### What this task involves
Search the data below for the word "Луну" and copy each line that holds it.

### Input rows
──────

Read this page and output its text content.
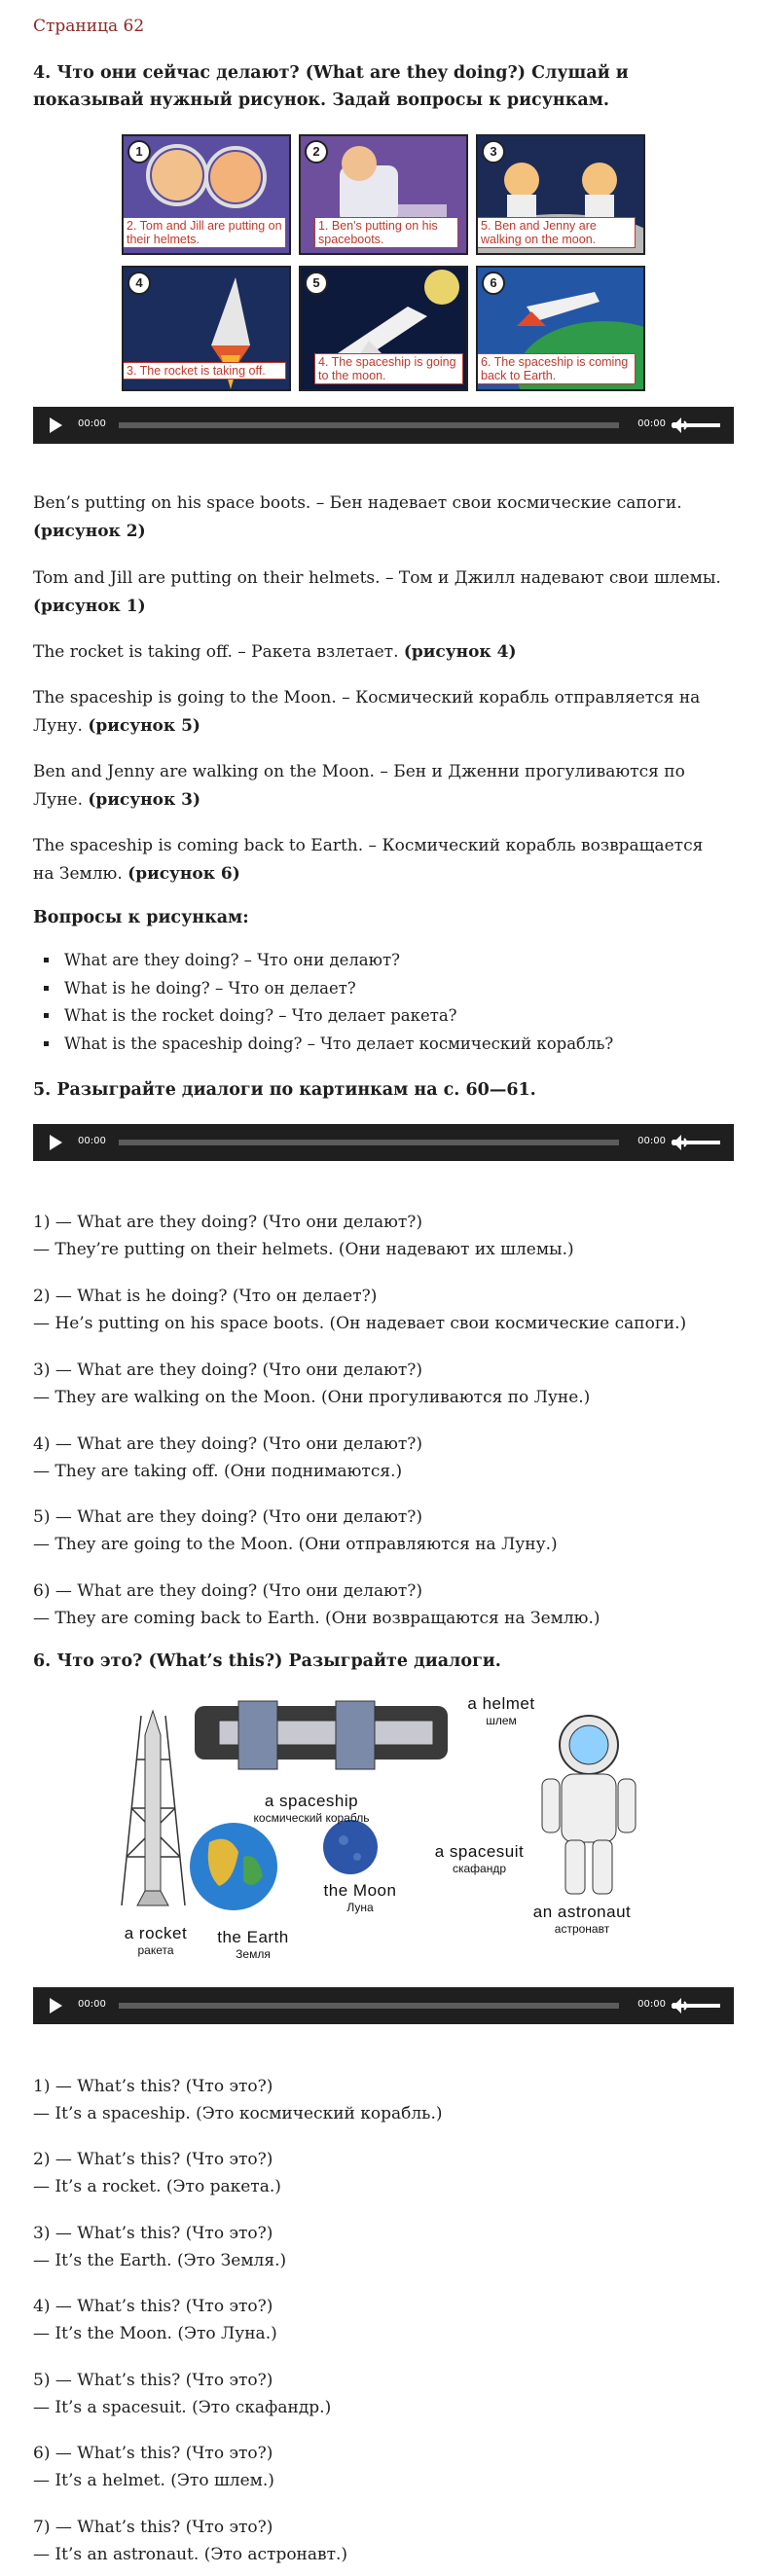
Страница 62
4. Что они сейчас делают? (What are they doing?) Слушай и показывай нужный рисунок. Задай вопросы к рисункам.
1
2. Tom and Jill are putting on their helmets.
2
1. Ben's putting on his spaceboots.
3
5. Ben and Jenny are walking on the moon.
4
3. The rocket is taking off.
5
4. The spaceship is going to the moon.
6
6. The spaceship is coming back to Earth.
00:00	00:00
Ben’s putting on his space boots. – Бен надевает свои космические сапоги. (рисунок 2)
Tom and Jill are putting on their helmets. – Том и Джилл надевают свои шлемы. (рисунок 1)
The rocket is taking off. – Ракета взлетает. (рисунок 4)
The spaceship is going to the Moon. – Космический корабль отправляется на Луну. (рисунок 5)
Ben and Jenny are walking on the Moon. – Бен и Дженни прогуливаются по Луне. (рисунок 3)
The spaceship is coming back to Earth. – Космический корабль возвращается на Землю. (рисунок 6)
Вопросы к рисункам:
▪ What are they doing? – Что они делают?
▪ What is he doing? – Что он делает?
▪ What is the rocket doing? – Что делает ракета?
▪ What is the spaceship doing? – Что делает космический корабль?
5. Разыграйте диалоги по картинкам на с. 60—61.
00:00	00:00
1) — What are they doing? (Что они делают?)
— They’re putting on their helmets. (Они надевают их шлемы.)
2) — What is he doing? (Что он делает?)
— He’s putting on his space boots. (Он надевает свои космические сапоги.)
3) — What are they doing? (Что они делают?)
— They are walking on the Moon. (Они прогуливаются по Луне.)
4) — What are they doing? (Что они делают?)
— They are taking off. (Они поднимаются.)
5) — What are they doing? (Что они делают?)
— They are going to the Moon. (Они отправляются на Луну.)
6) — What are they doing? (Что они делают?)
— They are coming back to Earth. (Они возвращаются на Землю.)
6. Что это? (What’s this?) Разыграйте диалоги.
a helmet
шлем
a spaceship
космический корабль
a spacesuit
скафандр
the Moon
Луна	an astronaut
астронавт
a rocket
ракета
the Earth
Земля
00:00	00:00
1) — What’s this? (Что это?)
— It’s a spaceship. (Это космический корабль.)
2) — What’s this? (Что это?)
— It’s a rocket. (Это ракета.)
3) — What’s this? (Что это?)
— It’s the Earth. (Это Земля.)
4) — What’s this? (Что это?)
— It’s the Moon. (Это Луна.)
5) — What’s this? (Что это?)
— It’s a spacesuit. (Это скафандр.)
6) — What’s this? (Что это?)
— It’s a helmet. (Это шлем.)
7) — What’s this? (Что это?)
— It’s an astronaut. (Это астронавт.)
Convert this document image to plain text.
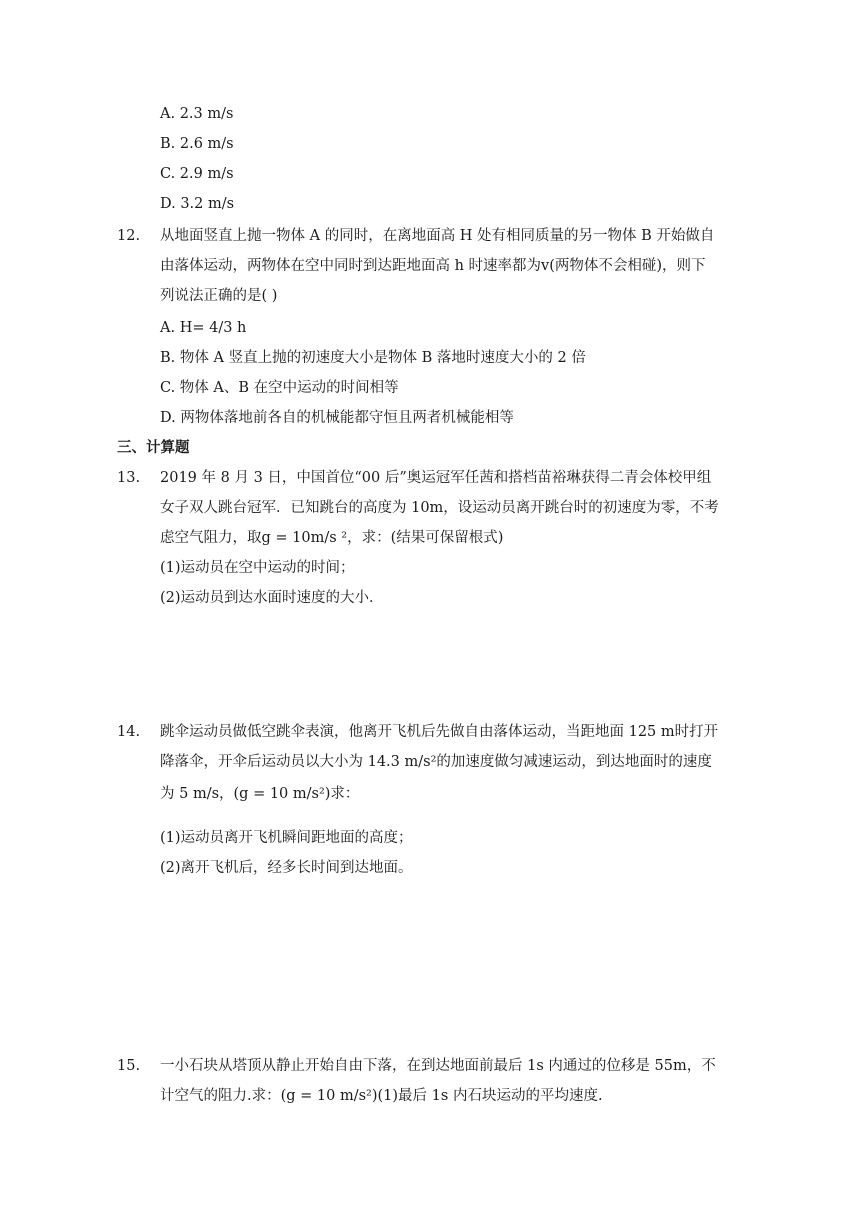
A. 2.3 m/s
B. 2.6 m/s
C. 2.9 m/s
D. 3.2 m/s
12. 从地面竖直上抛一物体 A 的同时，在离地面高 H 处有相同质量的另一物体 B 开始做自
由落体运动，两物体在空中同时到达距地面高 h 时速率都为v(两物体不会相碰)，则下
列说法正确的是( )
A. H= 4/3 h
B. 物体 A 竖直上抛的初速度大小是物体 B 落地时速度大小的 2 倍
C. 物体 A、B 在空中运动的时间相等
D. 两物体落地前各自的机械能都守恒且两者机械能相等
三、计算题
13. 2019 年 8 月 3 日，中国首位“00 后”奥运冠军任茜和搭档苗裕琳获得二青会体校甲组
女子双人跳台冠军．已知跳台的高度为 10m，设运动员离开跳台时的初速度为零，不考
虑空气阻力，取g = 10m/s ²，求：(结果可保留根式)
(1)运动员在空中运动的时间；
(2)运动员到达水面时速度的大小．
14. 跳伞运动员做低空跳伞表演，他离开飞机后先做自由落体运动，当距地面 125 m时打开
降落伞，开伞后运动员以大小为 14.3 m/s²的加速度做匀减速运动，到达地面时的速度
为 5 m/s，(g = 10 m/s²)求：
(1)运动员离开飞机瞬间距地面的高度；
(2)离开飞机后，经多长时间到达地面。
15. 一小石块从塔顶从静止开始自由下落，在到达地面前最后 1s 内通过的位移是 55m，不
计空气的阻力.求：(g = 10 m/s²)(1)最后 1s 内石块运动的平均速度.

──────

### Result of the task
The spaceship is going to the Moon. – Космический корабль отправляется на Луну. (рисунок 5)
— They are going to the Moon. (Они отправляются на Луну.)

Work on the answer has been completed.